=== Provided entries ===

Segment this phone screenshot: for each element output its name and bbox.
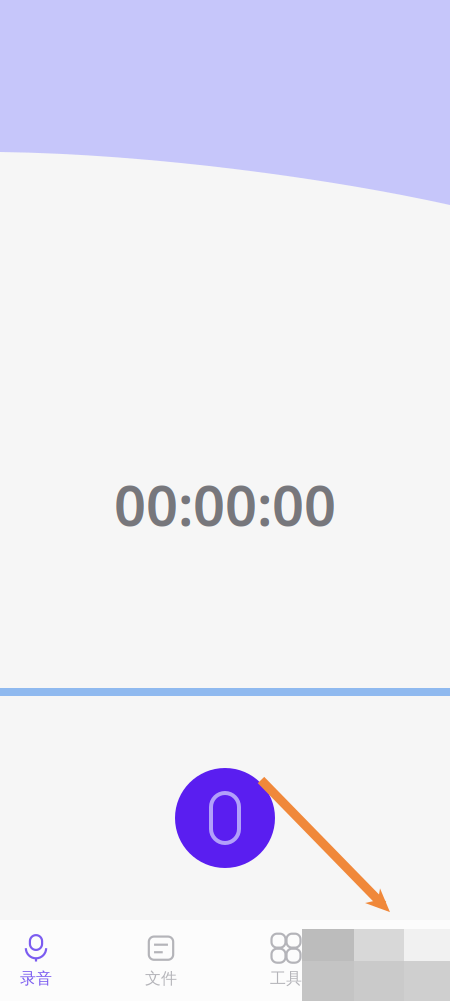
button[interactable]: 录音: [0, 920, 80, 992]
staticText: 录音: [20, 969, 52, 988]
button[interactable]: 文件: [117, 920, 205, 992]
button[interactable]: 工具: [242, 920, 330, 992]
staticText: 工具: [270, 969, 302, 988]
staticText: 00:00:00: [114, 467, 336, 541]
staticText: 文件: [145, 969, 177, 988]
button[interactable]: 我的: [367, 920, 450, 992]
button[interactable]: Start recording: [175, 768, 275, 868]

===

→ **To be done**
Transcribe all the lines above exactly as they appear, leaving out the pictures.

→ **Task response**
Segment this phone screenshot: for each element output its name and bbox.
button[interactable]: 录音: [0, 920, 80, 992]
staticText: 录音: [20, 969, 52, 988]
button[interactable]: 文件: [117, 920, 205, 992]
button[interactable]: 工具: [242, 920, 330, 992]
staticText: 工具: [270, 969, 302, 988]
staticText: 00:00:00: [114, 467, 336, 541]
staticText: 文件: [145, 969, 177, 988]
button[interactable]: 我的: [367, 920, 450, 992]
button[interactable]: Start recording: [175, 768, 275, 868]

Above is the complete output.